» Exercise objective
Transcribe the listing exactly, leaving out every picture.

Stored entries
- - - -

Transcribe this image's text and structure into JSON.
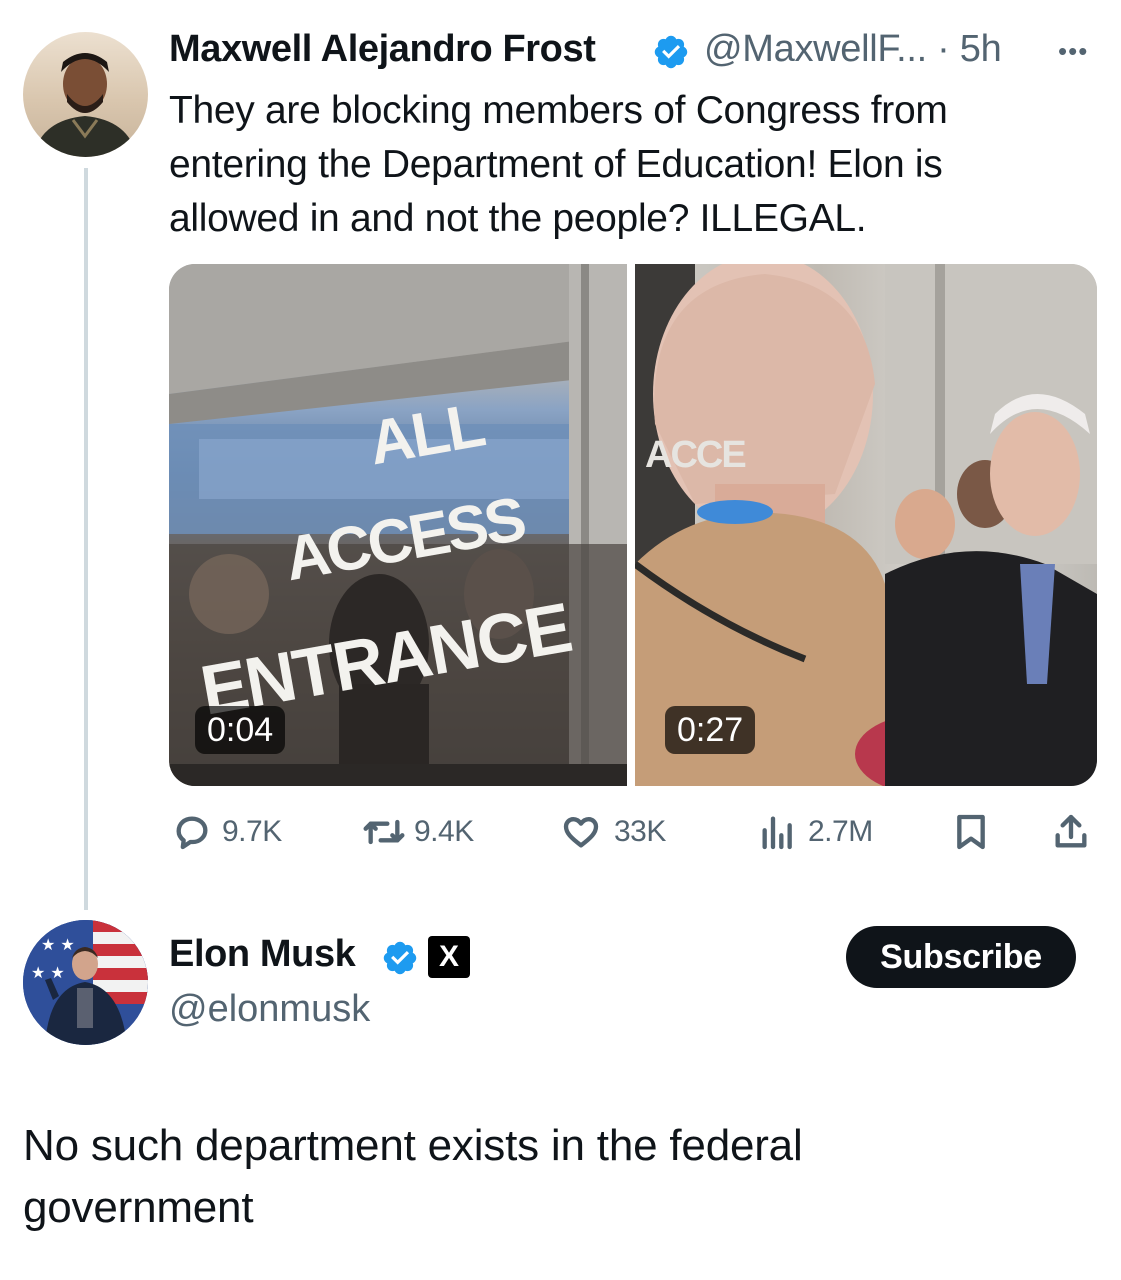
{
  "tweet": {
    "author_name": "Maxwell Alejandro Frost",
    "handle_time": "@MaxwellF... · 5h",
    "verified_icon": "verified-badge-icon",
    "more_icon": "more-options-icon",
    "text": "They are blocking members of Congress from entering the Department of Education! Elon is allowed in and not the people? ILLEGAL.",
    "media": [
      {
        "duration": "0:04",
        "sign_lines": [
          "ALL",
          "ACCESS",
          "ENTRANCE"
        ]
      },
      {
        "duration": "0:27",
        "sign_lines": [
          "ACCE"
        ]
      }
    ],
    "stats": {
      "replies": "9.7K",
      "reposts": "9.4K",
      "likes": "33K",
      "views": "2.7M"
    }
  },
  "reply": {
    "author_name": "Elon Musk",
    "handle": "@elonmusk",
    "verified_icon": "verified-badge-icon",
    "affiliate_badge": "X",
    "subscribe_label": "Subscribe",
    "text": "No such department exists in the federal government"
  },
  "colors": {
    "text_primary": "#0f1419",
    "text_secondary": "#536471",
    "verified_blue": "#1d9bf0",
    "thread_line": "#cfd9de"
  }
}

- - - -

» Full solution
Transcribe this image's text and structure into JSON.
{
  "tweet": {
    "author_name": "Maxwell Alejandro Frost",
    "handle_time": "@MaxwellF... · 5h",
    "verified_icon": "verified-badge-icon",
    "more_icon": "more-options-icon",
    "text": "They are blocking members of Congress from entering the Department of Education! Elon is allowed in and not the people? ILLEGAL.",
    "media": [
      {
        "duration": "0:04",
        "sign_lines": [
          "ALL",
          "ACCESS",
          "ENTRANCE"
        ]
      },
      {
        "duration": "0:27",
        "sign_lines": [
          "ACCE"
        ]
      }
    ],
    "stats": {
      "replies": "9.7K",
      "reposts": "9.4K",
      "likes": "33K",
      "views": "2.7M"
    }
  },
  "reply": {
    "author_name": "Elon Musk",
    "handle": "@elonmusk",
    "verified_icon": "verified-badge-icon",
    "affiliate_badge": "X",
    "subscribe_label": "Subscribe",
    "text": "No such department exists in the federal government"
  },
  "colors": {
    "text_primary": "#0f1419",
    "text_secondary": "#536471",
    "verified_blue": "#1d9bf0",
    "thread_line": "#cfd9de"
  }
}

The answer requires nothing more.